[EXERCISE INSTRUCTIONS]
Reproduce the listing that follows with no differences at all.
────────────────────
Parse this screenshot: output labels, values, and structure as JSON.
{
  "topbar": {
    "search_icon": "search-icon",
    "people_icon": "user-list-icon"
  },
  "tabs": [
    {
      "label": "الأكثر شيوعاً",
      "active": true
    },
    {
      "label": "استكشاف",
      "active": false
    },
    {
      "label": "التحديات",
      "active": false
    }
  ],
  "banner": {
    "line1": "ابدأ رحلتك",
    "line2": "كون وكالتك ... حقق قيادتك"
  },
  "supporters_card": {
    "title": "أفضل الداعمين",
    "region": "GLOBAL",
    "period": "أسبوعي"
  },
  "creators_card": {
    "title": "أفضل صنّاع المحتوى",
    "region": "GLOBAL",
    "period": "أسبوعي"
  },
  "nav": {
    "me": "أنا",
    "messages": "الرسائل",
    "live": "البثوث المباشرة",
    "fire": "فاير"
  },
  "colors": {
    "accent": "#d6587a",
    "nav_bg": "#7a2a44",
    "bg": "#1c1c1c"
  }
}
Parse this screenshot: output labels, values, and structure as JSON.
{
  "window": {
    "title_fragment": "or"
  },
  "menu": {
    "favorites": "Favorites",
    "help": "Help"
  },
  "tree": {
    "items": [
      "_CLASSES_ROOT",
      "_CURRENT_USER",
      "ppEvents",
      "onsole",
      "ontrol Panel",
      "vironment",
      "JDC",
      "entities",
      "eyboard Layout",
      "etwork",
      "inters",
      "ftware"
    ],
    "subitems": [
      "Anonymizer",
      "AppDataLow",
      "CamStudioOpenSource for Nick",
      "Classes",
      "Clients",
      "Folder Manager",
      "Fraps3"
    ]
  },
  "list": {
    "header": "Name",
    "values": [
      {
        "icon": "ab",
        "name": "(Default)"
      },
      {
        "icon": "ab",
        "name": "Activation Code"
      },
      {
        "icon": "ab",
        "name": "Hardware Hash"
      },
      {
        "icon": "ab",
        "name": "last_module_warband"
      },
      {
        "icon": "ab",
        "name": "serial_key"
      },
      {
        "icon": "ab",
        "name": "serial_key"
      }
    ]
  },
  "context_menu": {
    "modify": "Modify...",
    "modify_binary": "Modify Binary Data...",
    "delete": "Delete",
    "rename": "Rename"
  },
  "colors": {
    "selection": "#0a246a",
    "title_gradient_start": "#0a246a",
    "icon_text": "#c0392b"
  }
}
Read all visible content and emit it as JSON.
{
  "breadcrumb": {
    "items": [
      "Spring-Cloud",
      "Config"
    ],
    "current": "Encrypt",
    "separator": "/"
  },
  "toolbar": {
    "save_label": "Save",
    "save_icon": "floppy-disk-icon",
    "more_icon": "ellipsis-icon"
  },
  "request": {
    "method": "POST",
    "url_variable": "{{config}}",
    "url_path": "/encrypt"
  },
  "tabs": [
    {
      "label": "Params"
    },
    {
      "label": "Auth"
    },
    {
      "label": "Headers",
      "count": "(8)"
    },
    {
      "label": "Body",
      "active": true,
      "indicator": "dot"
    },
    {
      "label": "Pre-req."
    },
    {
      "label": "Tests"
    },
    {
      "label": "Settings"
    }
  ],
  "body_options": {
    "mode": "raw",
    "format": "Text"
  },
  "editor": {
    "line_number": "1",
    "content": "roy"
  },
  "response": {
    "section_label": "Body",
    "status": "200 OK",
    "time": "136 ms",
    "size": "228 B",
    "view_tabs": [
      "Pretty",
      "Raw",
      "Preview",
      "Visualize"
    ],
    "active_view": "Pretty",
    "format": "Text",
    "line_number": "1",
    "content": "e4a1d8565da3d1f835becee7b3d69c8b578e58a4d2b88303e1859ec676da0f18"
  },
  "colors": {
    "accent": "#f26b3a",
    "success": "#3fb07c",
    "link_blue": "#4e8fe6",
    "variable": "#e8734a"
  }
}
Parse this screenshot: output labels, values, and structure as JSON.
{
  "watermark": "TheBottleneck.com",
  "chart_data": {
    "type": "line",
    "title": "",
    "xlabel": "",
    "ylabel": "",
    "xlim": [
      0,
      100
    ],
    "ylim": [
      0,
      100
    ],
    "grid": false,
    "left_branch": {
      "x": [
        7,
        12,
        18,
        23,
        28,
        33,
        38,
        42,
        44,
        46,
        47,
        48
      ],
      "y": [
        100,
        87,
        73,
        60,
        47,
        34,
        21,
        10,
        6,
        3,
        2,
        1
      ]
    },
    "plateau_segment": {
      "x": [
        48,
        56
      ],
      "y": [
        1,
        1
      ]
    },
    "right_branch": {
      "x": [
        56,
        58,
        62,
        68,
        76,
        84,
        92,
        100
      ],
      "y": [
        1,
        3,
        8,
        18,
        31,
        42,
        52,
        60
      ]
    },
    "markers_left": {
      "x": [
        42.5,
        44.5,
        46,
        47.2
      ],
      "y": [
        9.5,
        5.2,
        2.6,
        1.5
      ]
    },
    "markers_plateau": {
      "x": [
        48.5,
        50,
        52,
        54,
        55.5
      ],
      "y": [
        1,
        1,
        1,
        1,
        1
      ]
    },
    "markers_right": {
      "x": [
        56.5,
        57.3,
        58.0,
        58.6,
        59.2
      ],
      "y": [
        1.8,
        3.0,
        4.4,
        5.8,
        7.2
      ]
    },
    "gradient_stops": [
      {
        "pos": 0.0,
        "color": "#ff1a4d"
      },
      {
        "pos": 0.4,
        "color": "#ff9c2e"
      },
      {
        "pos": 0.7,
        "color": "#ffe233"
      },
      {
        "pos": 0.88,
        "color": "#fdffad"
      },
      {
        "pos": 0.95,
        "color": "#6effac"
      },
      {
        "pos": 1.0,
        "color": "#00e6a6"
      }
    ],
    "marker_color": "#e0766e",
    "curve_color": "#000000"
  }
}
────────────────────
[EXERCISE SOLUTION]
Parse this screenshot: output labels, values, and structure as JSON.
{
  "topbar": {
    "search_icon": "search-icon",
    "people_icon": "user-list-icon"
  },
  "tabs": [
    {
      "label": "الأكثر شيوعاً",
      "active": true
    },
    {
      "label": "استكشاف",
      "active": false
    },
    {
      "label": "التحديات",
      "active": false
    }
  ],
  "banner": {
    "line1": "ابدأ رحلتك",
    "line2": "كون وكالتك ... حقق قيادتك"
  },
  "supporters_card": {
    "title": "أفضل الداعمين",
    "region": "GLOBAL",
    "period": "أسبوعي"
  },
  "creators_card": {
    "title": "أفضل صنّاع المحتوى",
    "region": "GLOBAL",
    "period": "أسبوعي"
  },
  "nav": {
    "me": "أنا",
    "messages": "الرسائل",
    "live": "البثوث المباشرة",
    "fire": "فاير"
  },
  "colors": {
    "accent": "#d6587a",
    "nav_bg": "#7a2a44",
    "bg": "#1c1c1c"
  }
}
Parse this screenshot: output labels, values, and structure as JSON.
{
  "window": {
    "title_fragment": "or"
  },
  "menu": {
    "favorites": "Favorites",
    "help": "Help"
  },
  "tree": {
    "items": [
      "_CLASSES_ROOT",
      "_CURRENT_USER",
      "ppEvents",
      "onsole",
      "ontrol Panel",
      "vironment",
      "JDC",
      "entities",
      "eyboard Layout",
      "etwork",
      "inters",
      "ftware"
    ],
    "subitems": [
      "Anonymizer",
      "AppDataLow",
      "CamStudioOpenSource for Nick",
      "Classes",
      "Clients",
      "Folder Manager",
      "Fraps3"
    ]
  },
  "list": {
    "header": "Name",
    "values": [
      {
        "icon": "ab",
        "name": "(Default)"
      },
      {
        "icon": "ab",
        "name": "Activation Code"
      },
      {
        "icon": "ab",
        "name": "Hardware Hash"
      },
      {
        "icon": "ab",
        "name": "last_module_warband"
      },
      {
        "icon": "ab",
        "name": "serial_key"
      },
      {
        "icon": "ab",
        "name": "serial_key"
      }
    ]
  },
  "context_menu": {
    "modify": "Modify...",
    "modify_binary": "Modify Binary Data...",
    "delete": "Delete",
    "rename": "Rename"
  },
  "colors": {
    "selection": "#0a246a",
    "title_gradient_start": "#0a246a",
    "icon_text": "#c0392b"
  }
}
Read all visible content and emit it as JSON.
{
  "breadcrumb": {
    "items": [
      "Spring-Cloud",
      "Config"
    ],
    "current": "Encrypt",
    "separator": "/"
  },
  "toolbar": {
    "save_label": "Save",
    "save_icon": "floppy-disk-icon",
    "more_icon": "ellipsis-icon"
  },
  "request": {
    "method": "POST",
    "url_variable": "{{config}}",
    "url_path": "/encrypt"
  },
  "tabs": [
    {
      "label": "Params"
    },
    {
      "label": "Auth"
    },
    {
      "label": "Headers",
      "count": "(8)"
    },
    {
      "label": "Body",
      "active": true,
      "indicator": "dot"
    },
    {
      "label": "Pre-req."
    },
    {
      "label": "Tests"
    },
    {
      "label": "Settings"
    }
  ],
  "body_options": {
    "mode": "raw",
    "format": "Text"
  },
  "editor": {
    "line_number": "1",
    "content": "roy"
  },
  "response": {
    "section_label": "Body",
    "status": "200 OK",
    "time": "136 ms",
    "size": "228 B",
    "view_tabs": [
      "Pretty",
      "Raw",
      "Preview",
      "Visualize"
    ],
    "active_view": "Pretty",
    "format": "Text",
    "line_number": "1",
    "content": "e4a1d8565da3d1f835becee7b3d69c8b578e58a4d2b88303e1859ec676da0f18"
  },
  "colors": {
    "accent": "#f26b3a",
    "success": "#3fb07c",
    "link_blue": "#4e8fe6",
    "variable": "#e8734a"
  }
}
Parse this screenshot: output labels, values, and structure as JSON.
{
  "watermark": "TheBottleneck.com",
  "chart_data": {
    "type": "line",
    "title": "",
    "xlabel": "",
    "ylabel": "",
    "xlim": [
      0,
      100
    ],
    "ylim": [
      0,
      100
    ],
    "grid": false,
    "left_branch": {
      "x": [
        7,
        12,
        18,
        23,
        28,
        33,
        38,
        42,
        44,
        46,
        47,
        48
      ],
      "y": [
        100,
        87,
        73,
        60,
        47,
        34,
        21,
        10,
        6,
        3,
        2,
        1
      ]
    },
    "plateau_segment": {
      "x": [
        48,
        56
      ],
      "y": [
        1,
        1
      ]
    },
    "right_branch": {
      "x": [
        56,
        58,
        62,
        68,
        76,
        84,
        92,
        100
      ],
      "y": [
        1,
        3,
        8,
        18,
        31,
        42,
        52,
        60
      ]
    },
    "markers_left": {
      "x": [
        42.5,
        44.5,
        46,
        47.2
      ],
      "y": [
        9.5,
        5.2,
        2.6,
        1.5
      ]
    },
    "markers_plateau": {
      "x": [
        48.5,
        50,
        52,
        54,
        55.5
      ],
      "y": [
        1,
        1,
        1,
        1,
        1
      ]
    },
    "markers_right": {
      "x": [
        56.5,
        57.3,
        58.0,
        58.6,
        59.2
      ],
      "y": [
        1.8,
        3.0,
        4.4,
        5.8,
        7.2
      ]
    },
    "gradient_stops": [
      {
        "pos": 0.0,
        "color": "#ff1a4d"
      },
      {
        "pos": 0.4,
        "color": "#ff9c2e"
      },
      {
        "pos": 0.7,
        "color": "#ffe233"
      },
      {
        "pos": 0.88,
        "color": "#fdffad"
      },
      {
        "pos": 0.95,
        "color": "#6effac"
      },
      {
        "pos": 1.0,
        "color": "#00e6a6"
      }
    ],
    "marker_color": "#e0766e",
    "curve_color": "#000000"
  }
}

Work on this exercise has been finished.